Look through the material below, count the lines containing the word "南阳新店支行", and state only the count.

↓

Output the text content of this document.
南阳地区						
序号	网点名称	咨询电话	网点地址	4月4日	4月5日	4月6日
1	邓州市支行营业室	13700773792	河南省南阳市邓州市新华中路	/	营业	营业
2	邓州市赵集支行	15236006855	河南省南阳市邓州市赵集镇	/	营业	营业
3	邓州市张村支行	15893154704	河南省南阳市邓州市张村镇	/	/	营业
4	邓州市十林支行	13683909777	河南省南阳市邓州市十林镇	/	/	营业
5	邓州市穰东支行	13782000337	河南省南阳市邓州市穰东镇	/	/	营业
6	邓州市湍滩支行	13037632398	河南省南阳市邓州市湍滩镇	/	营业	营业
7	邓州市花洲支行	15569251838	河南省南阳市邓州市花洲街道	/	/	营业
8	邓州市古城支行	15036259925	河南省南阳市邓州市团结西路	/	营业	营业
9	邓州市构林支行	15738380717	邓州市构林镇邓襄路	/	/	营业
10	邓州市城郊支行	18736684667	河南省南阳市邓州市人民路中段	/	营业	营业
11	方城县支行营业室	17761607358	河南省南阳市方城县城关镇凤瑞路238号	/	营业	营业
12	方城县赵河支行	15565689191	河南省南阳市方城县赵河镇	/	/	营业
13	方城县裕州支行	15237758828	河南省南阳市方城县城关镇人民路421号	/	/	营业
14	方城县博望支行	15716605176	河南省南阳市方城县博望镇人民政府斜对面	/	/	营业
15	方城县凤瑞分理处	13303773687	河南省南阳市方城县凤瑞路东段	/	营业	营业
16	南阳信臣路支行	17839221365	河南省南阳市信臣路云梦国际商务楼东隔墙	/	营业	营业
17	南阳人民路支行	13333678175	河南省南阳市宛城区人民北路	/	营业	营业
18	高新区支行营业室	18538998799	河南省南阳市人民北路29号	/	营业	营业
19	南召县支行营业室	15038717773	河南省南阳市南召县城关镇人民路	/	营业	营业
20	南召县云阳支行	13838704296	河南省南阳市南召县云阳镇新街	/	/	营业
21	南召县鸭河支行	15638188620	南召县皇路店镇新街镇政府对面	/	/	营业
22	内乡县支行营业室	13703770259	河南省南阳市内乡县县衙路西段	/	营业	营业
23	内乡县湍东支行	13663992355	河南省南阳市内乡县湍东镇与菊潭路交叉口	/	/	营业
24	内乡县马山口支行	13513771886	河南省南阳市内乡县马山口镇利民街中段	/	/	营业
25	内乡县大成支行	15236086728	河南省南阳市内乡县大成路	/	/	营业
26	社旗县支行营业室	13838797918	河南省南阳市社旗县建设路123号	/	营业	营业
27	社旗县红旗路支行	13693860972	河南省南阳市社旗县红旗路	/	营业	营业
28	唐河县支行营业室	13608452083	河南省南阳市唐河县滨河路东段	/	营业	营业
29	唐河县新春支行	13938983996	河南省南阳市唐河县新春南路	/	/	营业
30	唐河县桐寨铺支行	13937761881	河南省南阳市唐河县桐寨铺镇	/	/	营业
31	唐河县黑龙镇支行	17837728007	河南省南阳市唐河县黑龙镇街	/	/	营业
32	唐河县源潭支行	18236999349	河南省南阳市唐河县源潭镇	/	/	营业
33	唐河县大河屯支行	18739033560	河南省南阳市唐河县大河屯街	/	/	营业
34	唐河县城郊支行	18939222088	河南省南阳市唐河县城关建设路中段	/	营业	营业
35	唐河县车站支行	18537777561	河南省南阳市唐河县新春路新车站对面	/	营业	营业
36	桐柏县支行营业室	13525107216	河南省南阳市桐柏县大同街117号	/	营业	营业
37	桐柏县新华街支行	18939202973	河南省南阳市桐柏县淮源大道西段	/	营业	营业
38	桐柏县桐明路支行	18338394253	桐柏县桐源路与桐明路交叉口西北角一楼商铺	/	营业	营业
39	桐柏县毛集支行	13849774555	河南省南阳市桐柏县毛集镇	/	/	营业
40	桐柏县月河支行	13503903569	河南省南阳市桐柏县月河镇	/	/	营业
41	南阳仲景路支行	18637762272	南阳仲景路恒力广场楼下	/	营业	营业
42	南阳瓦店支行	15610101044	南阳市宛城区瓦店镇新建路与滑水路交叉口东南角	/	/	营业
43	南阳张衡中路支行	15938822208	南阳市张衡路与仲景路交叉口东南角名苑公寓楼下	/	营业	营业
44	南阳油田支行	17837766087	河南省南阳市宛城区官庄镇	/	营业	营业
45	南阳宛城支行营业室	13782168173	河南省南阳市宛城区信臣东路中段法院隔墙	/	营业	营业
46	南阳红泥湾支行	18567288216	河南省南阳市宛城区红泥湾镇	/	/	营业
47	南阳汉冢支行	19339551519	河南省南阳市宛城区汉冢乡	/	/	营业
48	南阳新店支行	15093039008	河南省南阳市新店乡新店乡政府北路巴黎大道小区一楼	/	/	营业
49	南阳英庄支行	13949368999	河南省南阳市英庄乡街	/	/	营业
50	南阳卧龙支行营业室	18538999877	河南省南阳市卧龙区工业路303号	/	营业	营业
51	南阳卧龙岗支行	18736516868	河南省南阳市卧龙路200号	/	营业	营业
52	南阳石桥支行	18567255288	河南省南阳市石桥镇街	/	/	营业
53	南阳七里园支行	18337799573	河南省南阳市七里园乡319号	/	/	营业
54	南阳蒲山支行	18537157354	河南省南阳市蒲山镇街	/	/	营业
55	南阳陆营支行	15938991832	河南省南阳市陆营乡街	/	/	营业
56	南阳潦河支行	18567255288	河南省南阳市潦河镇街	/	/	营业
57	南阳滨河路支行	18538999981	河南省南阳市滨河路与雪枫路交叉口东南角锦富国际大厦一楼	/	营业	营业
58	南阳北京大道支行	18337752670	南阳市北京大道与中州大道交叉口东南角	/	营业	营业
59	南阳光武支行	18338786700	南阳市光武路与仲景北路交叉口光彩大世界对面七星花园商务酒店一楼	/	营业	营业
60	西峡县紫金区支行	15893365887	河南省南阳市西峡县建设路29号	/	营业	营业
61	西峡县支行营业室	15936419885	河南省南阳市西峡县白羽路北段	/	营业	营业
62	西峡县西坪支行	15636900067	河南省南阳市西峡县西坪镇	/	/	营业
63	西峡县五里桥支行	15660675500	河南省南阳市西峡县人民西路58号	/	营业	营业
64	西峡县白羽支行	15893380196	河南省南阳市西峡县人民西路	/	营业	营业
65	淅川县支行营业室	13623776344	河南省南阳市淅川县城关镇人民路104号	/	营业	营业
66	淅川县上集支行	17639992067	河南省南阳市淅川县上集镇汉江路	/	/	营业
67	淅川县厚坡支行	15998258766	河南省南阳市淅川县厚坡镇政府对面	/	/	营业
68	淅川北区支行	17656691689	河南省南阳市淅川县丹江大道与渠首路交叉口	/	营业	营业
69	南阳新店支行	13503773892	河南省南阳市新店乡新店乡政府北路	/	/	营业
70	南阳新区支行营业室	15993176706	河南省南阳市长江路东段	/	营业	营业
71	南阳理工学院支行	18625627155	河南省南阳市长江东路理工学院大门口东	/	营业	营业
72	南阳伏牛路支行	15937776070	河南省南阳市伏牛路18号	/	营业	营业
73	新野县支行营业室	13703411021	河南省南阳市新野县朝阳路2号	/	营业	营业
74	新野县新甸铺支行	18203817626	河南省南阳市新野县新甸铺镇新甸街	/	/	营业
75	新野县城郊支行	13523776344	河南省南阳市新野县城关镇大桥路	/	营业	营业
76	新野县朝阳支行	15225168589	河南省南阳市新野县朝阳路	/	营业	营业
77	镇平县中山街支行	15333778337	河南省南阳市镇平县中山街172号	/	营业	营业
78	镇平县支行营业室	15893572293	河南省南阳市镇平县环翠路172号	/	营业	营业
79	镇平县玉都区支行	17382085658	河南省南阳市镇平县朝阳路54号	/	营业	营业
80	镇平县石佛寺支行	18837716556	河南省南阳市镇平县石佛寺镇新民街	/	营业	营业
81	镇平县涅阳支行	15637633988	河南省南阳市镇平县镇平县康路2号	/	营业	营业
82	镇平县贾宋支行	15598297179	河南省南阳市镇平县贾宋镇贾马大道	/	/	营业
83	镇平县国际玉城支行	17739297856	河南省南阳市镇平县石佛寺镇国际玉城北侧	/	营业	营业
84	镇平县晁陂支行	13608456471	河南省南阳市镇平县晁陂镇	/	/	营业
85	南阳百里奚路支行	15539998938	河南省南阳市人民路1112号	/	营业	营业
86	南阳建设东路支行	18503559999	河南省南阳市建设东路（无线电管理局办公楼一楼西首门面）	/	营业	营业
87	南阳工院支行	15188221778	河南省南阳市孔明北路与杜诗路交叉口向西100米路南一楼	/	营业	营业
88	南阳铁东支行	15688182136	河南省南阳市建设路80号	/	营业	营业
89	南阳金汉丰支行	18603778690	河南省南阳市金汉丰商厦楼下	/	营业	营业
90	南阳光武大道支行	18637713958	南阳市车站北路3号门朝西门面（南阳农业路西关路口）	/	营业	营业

↑

* Task response *
2